#### Objective:
Look through the data for the string "French". Copy every line where it is found.

Start Material for this task

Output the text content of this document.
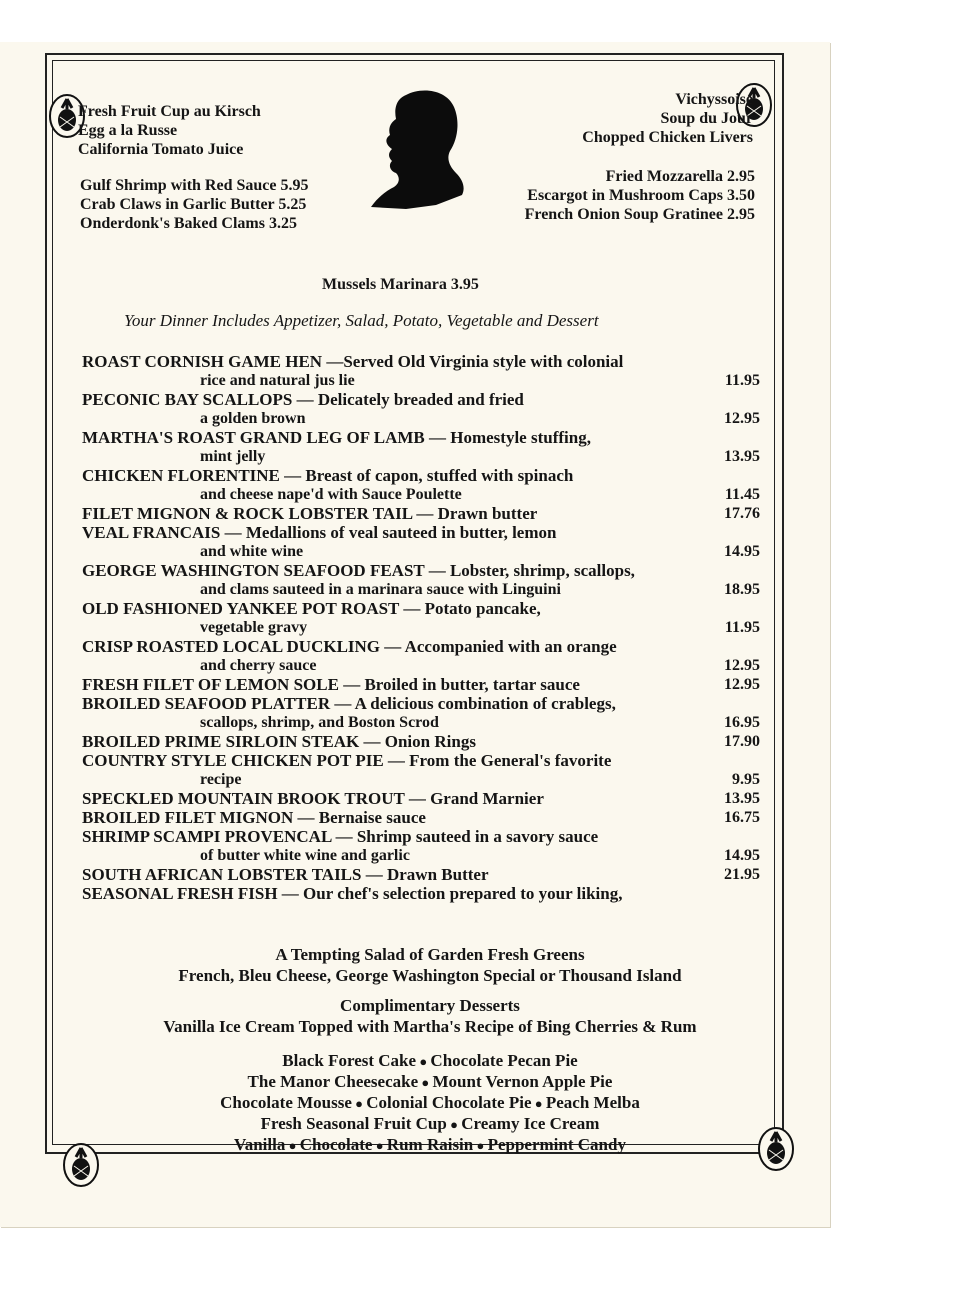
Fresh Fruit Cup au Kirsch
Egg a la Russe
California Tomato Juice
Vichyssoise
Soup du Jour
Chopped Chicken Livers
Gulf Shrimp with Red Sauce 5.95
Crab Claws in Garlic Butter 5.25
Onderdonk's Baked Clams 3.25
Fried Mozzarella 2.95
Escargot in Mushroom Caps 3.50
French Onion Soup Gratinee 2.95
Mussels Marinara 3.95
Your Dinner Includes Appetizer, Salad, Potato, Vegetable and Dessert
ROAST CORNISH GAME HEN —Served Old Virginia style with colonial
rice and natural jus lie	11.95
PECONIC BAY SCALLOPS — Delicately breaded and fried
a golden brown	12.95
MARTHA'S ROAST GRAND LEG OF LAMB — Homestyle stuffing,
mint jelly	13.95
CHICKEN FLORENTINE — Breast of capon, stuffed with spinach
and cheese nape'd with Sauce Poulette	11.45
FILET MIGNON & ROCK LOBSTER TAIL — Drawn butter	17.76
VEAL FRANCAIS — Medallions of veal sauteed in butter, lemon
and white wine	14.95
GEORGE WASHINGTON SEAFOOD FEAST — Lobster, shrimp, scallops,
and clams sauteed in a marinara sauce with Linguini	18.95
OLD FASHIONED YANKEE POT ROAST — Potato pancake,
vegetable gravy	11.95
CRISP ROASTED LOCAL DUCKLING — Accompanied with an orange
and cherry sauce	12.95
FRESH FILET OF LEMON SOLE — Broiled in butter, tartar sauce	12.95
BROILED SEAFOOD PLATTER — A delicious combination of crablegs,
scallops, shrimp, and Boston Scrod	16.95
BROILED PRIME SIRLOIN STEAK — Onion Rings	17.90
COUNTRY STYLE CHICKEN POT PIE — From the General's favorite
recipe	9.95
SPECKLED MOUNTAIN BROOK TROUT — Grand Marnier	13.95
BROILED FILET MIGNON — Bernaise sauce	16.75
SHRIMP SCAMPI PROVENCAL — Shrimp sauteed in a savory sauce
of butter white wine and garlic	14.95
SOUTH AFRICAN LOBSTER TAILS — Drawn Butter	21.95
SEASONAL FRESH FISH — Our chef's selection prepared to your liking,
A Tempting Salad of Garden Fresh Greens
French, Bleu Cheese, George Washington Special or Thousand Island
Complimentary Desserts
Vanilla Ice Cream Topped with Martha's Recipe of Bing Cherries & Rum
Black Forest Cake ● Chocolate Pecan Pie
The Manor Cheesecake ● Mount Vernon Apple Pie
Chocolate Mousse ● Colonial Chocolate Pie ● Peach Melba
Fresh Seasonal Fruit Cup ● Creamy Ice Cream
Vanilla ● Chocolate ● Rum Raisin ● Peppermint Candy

End Material for this task
Start Material for this task

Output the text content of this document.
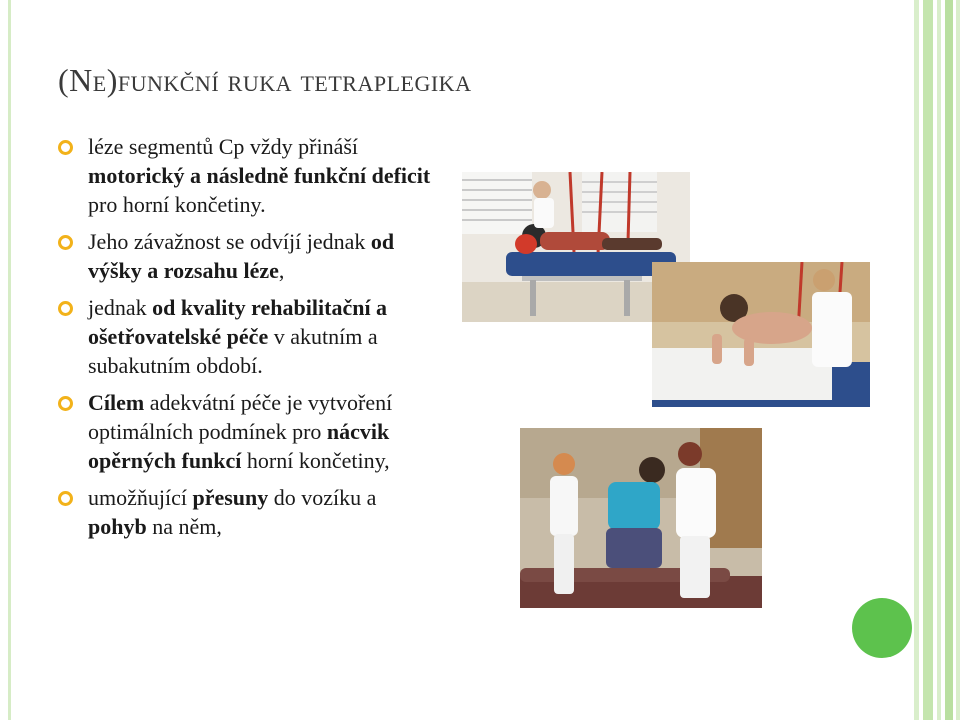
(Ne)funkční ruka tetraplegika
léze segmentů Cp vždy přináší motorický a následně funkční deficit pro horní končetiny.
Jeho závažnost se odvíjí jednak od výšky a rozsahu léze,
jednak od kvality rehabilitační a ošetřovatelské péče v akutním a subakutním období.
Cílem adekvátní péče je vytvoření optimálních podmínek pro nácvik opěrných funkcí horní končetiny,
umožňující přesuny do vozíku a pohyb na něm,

End Material for this task

#### Expected answer:
French Onion Soup Gratinee 2.95
French, Bleu Cheese, George Washington Special or Thousand Island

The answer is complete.